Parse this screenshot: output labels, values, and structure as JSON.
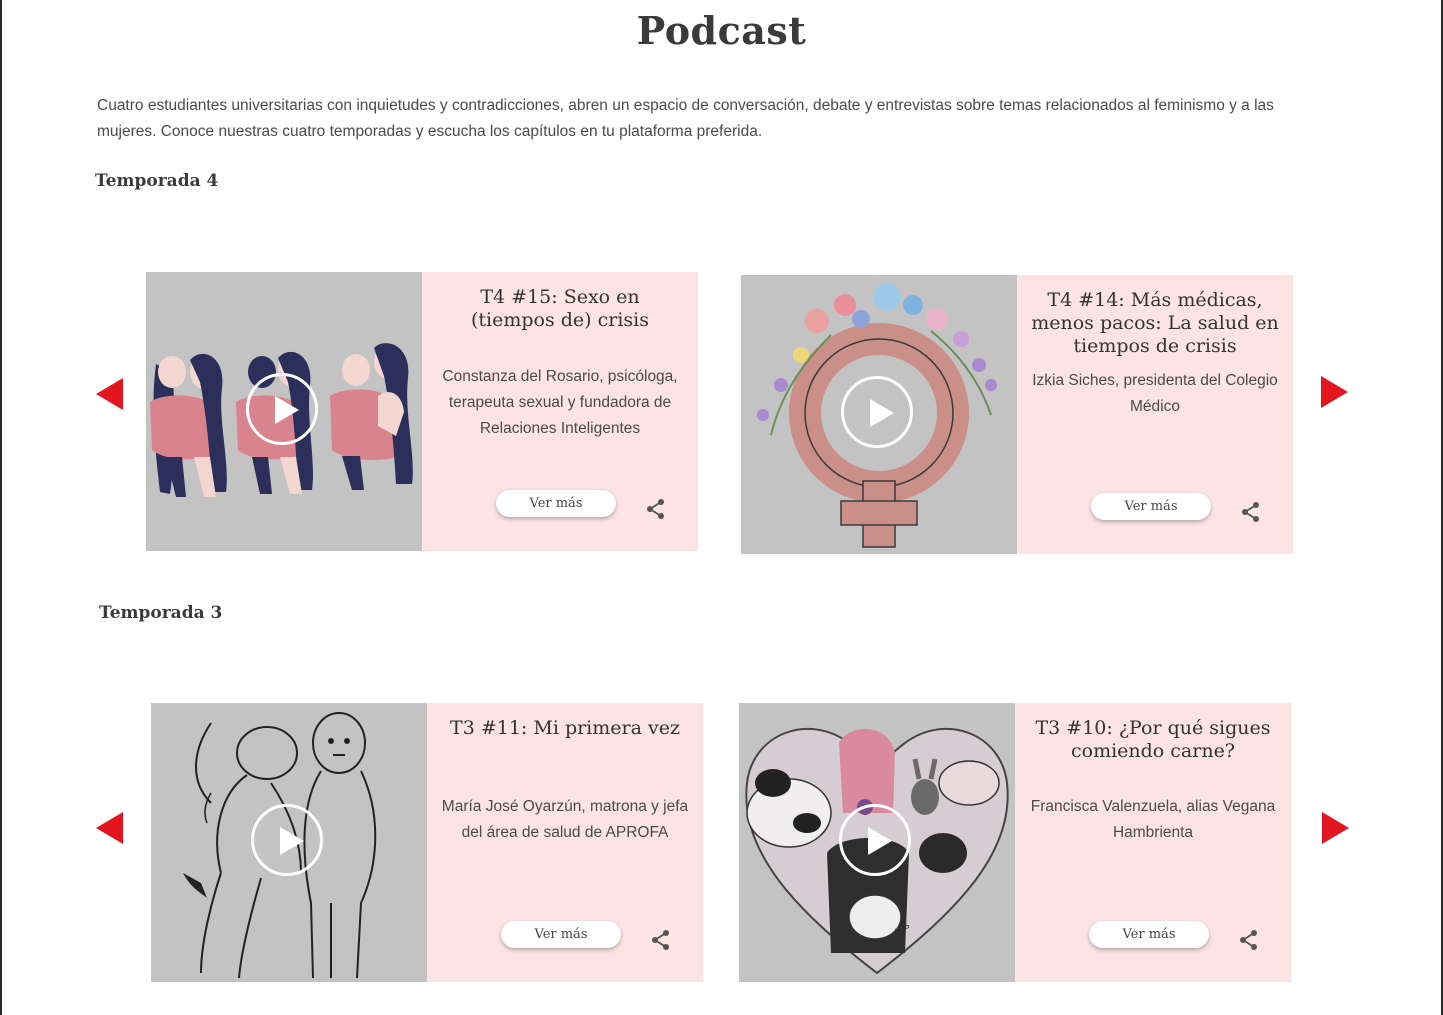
{
  "page": {
    "title": "Podcast",
    "intro": "Cuatro estudiantes universitarias con inquietudes y contradicciones, abren un espacio de conversación, debate y entrevistas sobre temas relacionados al feminismo y a las mujeres. Conoce nuestras cuatro temporadas y escucha los capítulos en tu plataforma preferida."
  },
  "theme": {
    "accent": "#e3161f",
    "card_bg": "#fce4e5",
    "media_bg": "#c3c3c3"
  },
  "seasons": [
    {
      "title": "Temporada 4",
      "episodes": [
        {
          "title": "T4 #15: Sexo en (tiempos de) crisis",
          "guest": "Constanza del Rosario, psicóloga, terapeuta sexual y fundadora de Relaciones Inteligentes",
          "button": "Ver más",
          "image": "three-couples-embracing-illustration"
        },
        {
          "title": "T4 #14: Más médicas, menos pacos: La salud en tiempos de crisis",
          "guest": "Izkia Siches, presidenta del Colegio Médico",
          "button": "Ver más",
          "image": "venus-symbol-fist-flowers-illustration"
        }
      ]
    },
    {
      "title": "Temporada 3",
      "episodes": [
        {
          "title": "T3 #11: Mi primera vez",
          "guest": "María José Oyarzún, matrona y jefa del área de salud de APROFA",
          "button": "Ver más",
          "image": "couple-line-drawing"
        },
        {
          "title": "T3 #10: ¿Por qué sigues comiendo carne?",
          "guest": "Francisca Valenzuela, alias Vegana Hambrienta",
          "button": "Ver más",
          "image": "heart-with-girl-and-animals-illustration",
          "image_signature": "JuNadas"
        }
      ]
    }
  ]
}
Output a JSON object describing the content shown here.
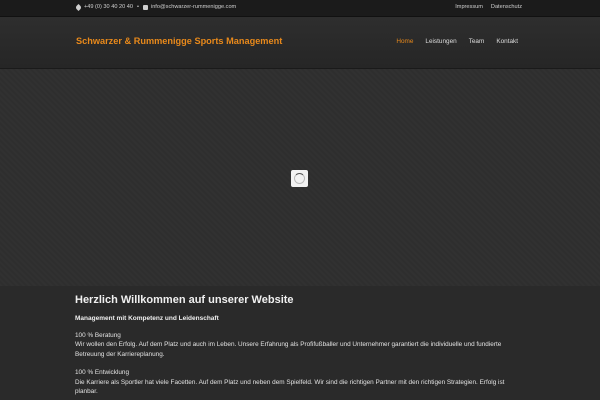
{
  "topbar": {
    "phone": "+49 (0) 30 40 20 40",
    "separator": "•",
    "email": "info@schwarzer-rummenigge.com",
    "links": [
      "Impressum",
      "Datenschutz"
    ]
  },
  "header": {
    "brand": "Schwarzer & Rummenigge Sports Management",
    "nav": [
      {
        "label": "Home",
        "active": true
      },
      {
        "label": "Leistungen",
        "active": false
      },
      {
        "label": "Team",
        "active": false
      },
      {
        "label": "Kontakt",
        "active": false
      }
    ],
    "accent_color": "#e8891b"
  },
  "content": {
    "title": "Herzlich Willkommen auf unserer Website",
    "subtitle": "Management mit Kompetenz und Leidenschaft",
    "sections": [
      {
        "heading": "100 % Beratung",
        "text": "Wir wollen den Erfolg. Auf dem Platz und auch im Leben. Unsere Erfahrung als Profifußballer und Unternehmer garantiert die individuelle und fundierte Betreuung der Karriereplanung."
      },
      {
        "heading": "100 % Entwicklung",
        "text": "Die Karriere als Sportler hat viele Facetten. Auf dem Platz und neben dem Spielfeld. Wir sind die richtigen Partner mit den richtigen Strategien. Erfolg ist planbar."
      }
    ]
  }
}
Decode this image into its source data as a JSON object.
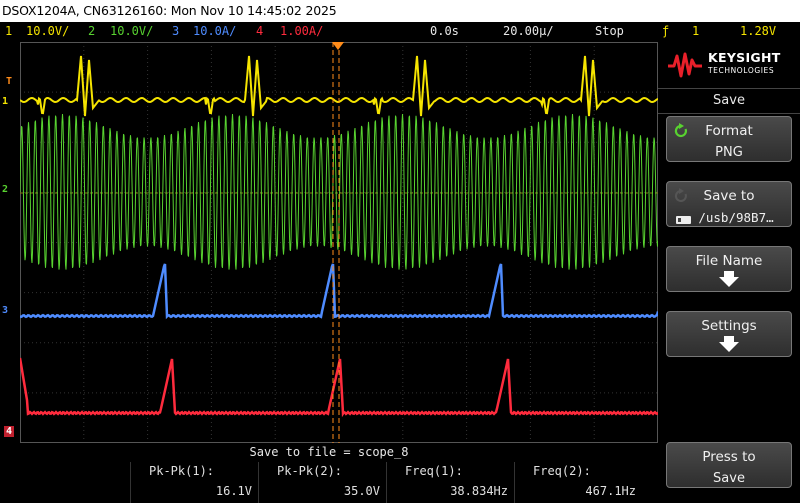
{
  "title": "DSOX1204A, CN63126160: Mon Nov 10 14:45:02 2025",
  "status": {
    "ch1_num": "1",
    "ch1_scale": "10.0V/",
    "ch2_num": "2",
    "ch2_scale": "10.0V/",
    "ch3_num": "3",
    "ch3_scale": "10.0A/",
    "ch4_num": "4",
    "ch4_scale": "1.00A/",
    "time_delay": "0.0s",
    "time_scale": "20.00µ/",
    "run_state": "Stop",
    "trigger_source": "1",
    "trigger_level": "1.28V"
  },
  "markers": {
    "trigger": "T",
    "ch1": "1",
    "ch2": "2",
    "ch3": "3",
    "ch4": "4"
  },
  "save_to_file": "Save to file = scope_8",
  "measurements": [
    {
      "label": "Pk-Pk(1):",
      "value": "16.1V",
      "color": "#f5e400"
    },
    {
      "label": "Pk-Pk(2):",
      "value": "35.0V",
      "color": "#58d230"
    },
    {
      "label": "Freq(1):",
      "value": "38.834Hz",
      "color": "#f5e400"
    },
    {
      "label": "Freq(2):",
      "value": "467.1Hz",
      "color": "#58d230"
    }
  ],
  "sidebar": {
    "brand": "KEYSIGHT",
    "brand_sub": "TECHNOLOGIES",
    "menu_title": "Save",
    "format_label": "Format",
    "format_value": "PNG",
    "save_to_label": "Save to",
    "save_to_value": "/usb/98B7…",
    "file_name_label": "File Name",
    "settings_label": "Settings",
    "press_to_save_1": "Press to",
    "press_to_save_2": "Save"
  },
  "colors": {
    "ch1": "#f5e400",
    "ch2": "#58d230",
    "ch3": "#4f8cff",
    "ch4": "#ff2b3d",
    "trigger": "#ff8c1a"
  }
}
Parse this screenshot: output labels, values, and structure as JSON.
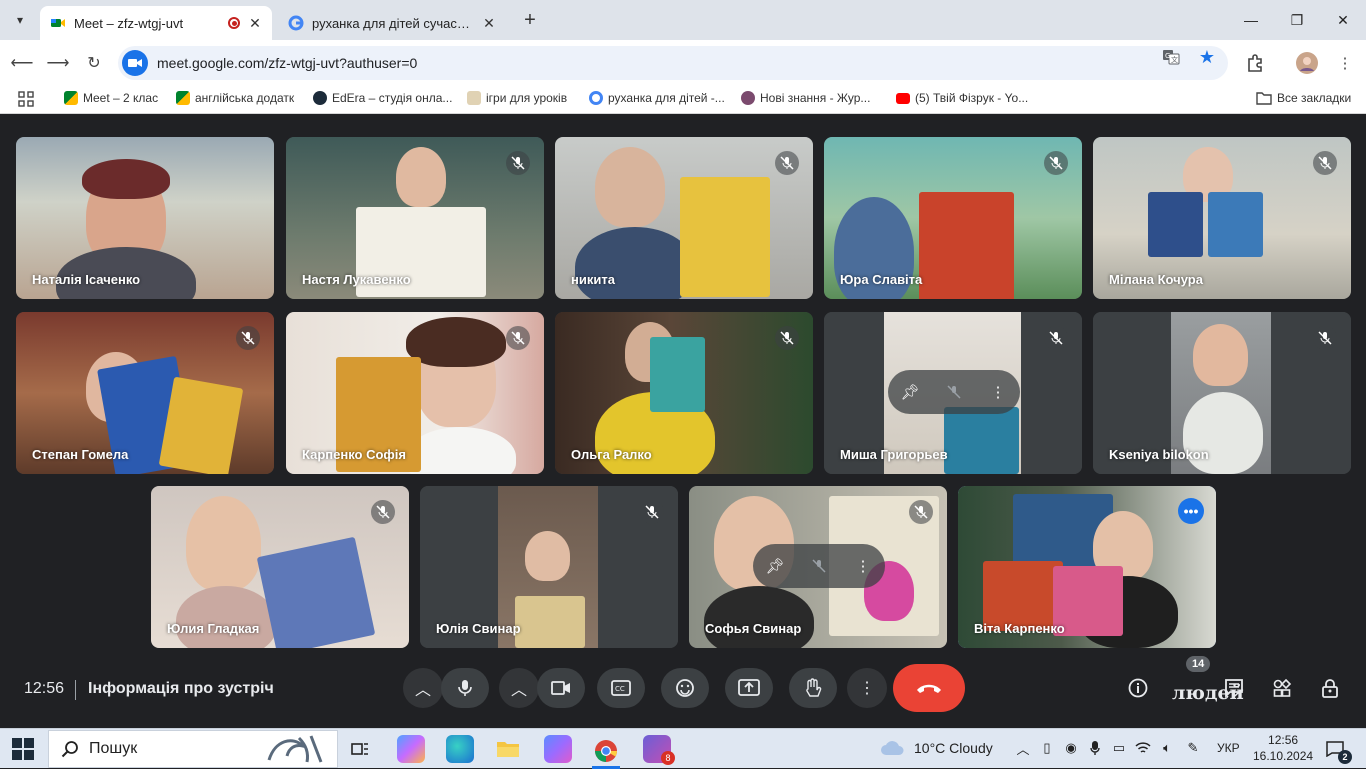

WHAT YOU HAVE TO DO ->
Copy the data exactly. Any picture it contains is to be omitted.

SOLUTION ->
Parse this screenshot: output labels, values, and structure as JSON.
{
  "page": {
    "title": "Podcast",
    "intro": "Cuatro estudiantes universitarias con inquietudes y contradicciones, abren un espacio de conversación, debate y entrevistas sobre temas relacionados al feminismo y a las mujeres. Conoce nuestras cuatro temporadas y escucha los capítulos en tu plataforma preferida."
  },
  "theme": {
    "accent": "#e3161f",
    "card_bg": "#fce4e5",
    "media_bg": "#c3c3c3"
  },
  "seasons": [
    {
      "title": "Temporada 4",
      "episodes": [
        {
          "title": "T4 #15: Sexo en (tiempos de) crisis",
          "guest": "Constanza del Rosario, psicóloga, terapeuta sexual y fundadora de Relaciones Inteligentes",
          "button": "Ver más",
          "image": "three-couples-embracing-illustration"
        },
        {
          "title": "T4 #14: Más médicas, menos pacos: La salud en tiempos de crisis",
          "guest": "Izkia Siches, presidenta del Colegio Médico",
          "button": "Ver más",
          "image": "venus-symbol-fist-flowers-illustration"
        }
      ]
    },
    {
      "title": "Temporada 3",
      "episodes": [
        {
          "title": "T3 #11: Mi primera vez",
          "guest": "María José Oyarzún, matrona y jefa del área de salud de APROFA",
          "button": "Ver más",
          "image": "couple-line-drawing"
        },
        {
          "title": "T3 #10: ¿Por qué sigues comiendo carne?",
          "guest": "Francisca Valenzuela, alias Vegana Hambrienta",
          "button": "Ver más",
          "image": "heart-with-girl-and-animals-illustration",
          "image_signature": "JuNadas"
        }
      ]
    }
  ]
}
Output a JSON object describing the content shown here.
{
  "topbar": {
    "phone": "+49 (0) 30 40 20 40",
    "separator": "•",
    "email": "info@schwarzer-rummenigge.com",
    "links": [
      "Impressum",
      "Datenschutz"
    ]
  },
  "header": {
    "brand": "Schwarzer & Rummenigge Sports Management",
    "nav": [
      {
        "label": "Home",
        "active": true
      },
      {
        "label": "Leistungen",
        "active": false
      },
      {
        "label": "Team",
        "active": false
      },
      {
        "label": "Kontakt",
        "active": false
      }
    ],
    "accent_color": "#e8891b"
  },
  "content": {
    "title": "Herzlich Willkommen auf unserer Website",
    "subtitle": "Management mit Kompetenz und Leidenschaft",
    "sections": [
      {
        "heading": "100 % Beratung",
        "text": "Wir wollen den Erfolg. Auf dem Platz und auch im Leben. Unsere Erfahrung als Profifußballer und Unternehmer garantiert die individuelle und fundierte Betreuung der Karriereplanung."
      },
      {
        "heading": "100 % Entwicklung",
        "text": "Die Karriere als Sportler hat viele Facetten. Auf dem Platz und neben dem Spielfeld. Wir sind die richtigen Partner mit den richtigen Strategien. Erfolg ist planbar."
      }
    ]
  }
}
Decode this image into its source data as a JSON object.
{
  "title": "DSOX1204A, CN63126160: Mon Nov 10 14:45:02 2025",
  "status": {
    "ch1_num": "1",
    "ch1_scale": "10.0V/",
    "ch2_num": "2",
    "ch2_scale": "10.0V/",
    "ch3_num": "3",
    "ch3_scale": "10.0A/",
    "ch4_num": "4",
    "ch4_scale": "1.00A/",
    "time_delay": "0.0s",
    "time_scale": "20.00µ/",
    "run_state": "Stop",
    "trigger_source": "1",
    "trigger_level": "1.28V"
  },
  "markers": {
    "trigger": "T",
    "ch1": "1",
    "ch2": "2",
    "ch3": "3",
    "ch4": "4"
  },
  "save_to_file": "Save to file = scope_8",
  "measurements": [
    {
      "label": "Pk-Pk(1):",
      "value": "16.1V",
      "color": "#f5e400"
    },
    {
      "label": "Pk-Pk(2):",
      "value": "35.0V",
      "color": "#58d230"
    },
    {
      "label": "Freq(1):",
      "value": "38.834Hz",
      "color": "#f5e400"
    },
    {
      "label": "Freq(2):",
      "value": "467.1Hz",
      "color": "#58d230"
    }
  ],
  "sidebar": {
    "brand": "KEYSIGHT",
    "brand_sub": "TECHNOLOGIES",
    "menu_title": "Save",
    "format_label": "Format",
    "format_value": "PNG",
    "save_to_label": "Save to",
    "save_to_value": "/usb/98B7…",
    "file_name_label": "File Name",
    "settings_label": "Settings",
    "press_to_save_1": "Press to",
    "press_to_save_2": "Save"
  },
  "colors": {
    "ch1": "#f5e400",
    "ch2": "#58d230",
    "ch3": "#4f8cff",
    "ch4": "#ff2b3d",
    "trigger": "#ff8c1a"
  }
}
Parse this screenshot: output labels, values, and structure as JSON.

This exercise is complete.